>> BEGIN Input data

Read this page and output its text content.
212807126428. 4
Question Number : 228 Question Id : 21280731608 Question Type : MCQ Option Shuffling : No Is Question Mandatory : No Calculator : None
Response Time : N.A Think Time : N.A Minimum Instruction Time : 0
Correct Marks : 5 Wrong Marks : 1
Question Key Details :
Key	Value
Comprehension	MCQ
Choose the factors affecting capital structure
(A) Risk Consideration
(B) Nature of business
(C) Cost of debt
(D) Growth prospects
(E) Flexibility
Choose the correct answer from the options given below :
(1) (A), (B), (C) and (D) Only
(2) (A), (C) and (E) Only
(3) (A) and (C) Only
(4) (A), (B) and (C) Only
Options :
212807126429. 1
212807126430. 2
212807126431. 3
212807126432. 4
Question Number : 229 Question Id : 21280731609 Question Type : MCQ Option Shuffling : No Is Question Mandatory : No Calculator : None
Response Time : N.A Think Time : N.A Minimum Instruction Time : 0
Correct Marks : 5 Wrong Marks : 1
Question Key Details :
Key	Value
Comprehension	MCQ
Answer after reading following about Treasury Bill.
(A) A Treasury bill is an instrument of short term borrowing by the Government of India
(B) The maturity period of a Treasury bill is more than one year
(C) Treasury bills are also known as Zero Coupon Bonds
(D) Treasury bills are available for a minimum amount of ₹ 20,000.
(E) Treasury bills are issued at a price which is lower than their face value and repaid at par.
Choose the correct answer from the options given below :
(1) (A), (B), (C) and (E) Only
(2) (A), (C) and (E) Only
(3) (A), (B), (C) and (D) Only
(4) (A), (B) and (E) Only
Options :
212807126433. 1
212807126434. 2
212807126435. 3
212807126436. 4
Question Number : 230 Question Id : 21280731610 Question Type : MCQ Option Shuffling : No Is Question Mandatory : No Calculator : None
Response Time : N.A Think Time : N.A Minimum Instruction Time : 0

>> END Input data

§ Exercise prompt
Copy out each record, keeping every word as it is.

§ Task answer
Read this page and output its text content.
212807126428. 4
Question Number : 228 Question Id : 21280731608 Question Type : MCQ Option Shuffling : No Is Question Mandatory : No Calculator : None
Response Time : N.A Think Time : N.A Minimum Instruction Time : 0
Correct Marks : 5 Wrong Marks : 1
Question Key Details :
Key	Value
Comprehension	MCQ
Choose the factors affecting capital structure
(A) Risk Consideration
(B) Nature of business
(C) Cost of debt
(D) Growth prospects
(E) Flexibility
Choose the correct answer from the options given below :
(1) (A), (B), (C) and (D) Only
(2) (A), (C) and (E) Only
(3) (A) and (C) Only
(4) (A), (B) and (C) Only
Options :
212807126429. 1
212807126430. 2
212807126431. 3
212807126432. 4
Question Number : 229 Question Id : 21280731609 Question Type : MCQ Option Shuffling : No Is Question Mandatory : No Calculator : None
Response Time : N.A Think Time : N.A Minimum Instruction Time : 0
Correct Marks : 5 Wrong Marks : 1
Question Key Details :
Key	Value
Comprehension	MCQ
Answer after reading following about Treasury Bill.
(A) A Treasury bill is an instrument of short term borrowing by the Government of India
(B) The maturity period of a Treasury bill is more than one year
(C) Treasury bills are also known as Zero Coupon Bonds
(D) Treasury bills are available for a minimum amount of ₹ 20,000.
(E) Treasury bills are issued at a price which is lower than their face value and repaid at par.
Choose the correct answer from the options given below :
(1) (A), (B), (C) and (E) Only
(2) (A), (C) and (E) Only
(3) (A), (B), (C) and (D) Only
(4) (A), (B) and (E) Only
Options :
212807126433. 1
212807126434. 2
212807126435. 3
212807126436. 4
Question Number : 230 Question Id : 21280731610 Question Type : MCQ Option Shuffling : No Is Question Mandatory : No Calculator : None
Response Time : N.A Think Time : N.A Minimum Instruction Time : 0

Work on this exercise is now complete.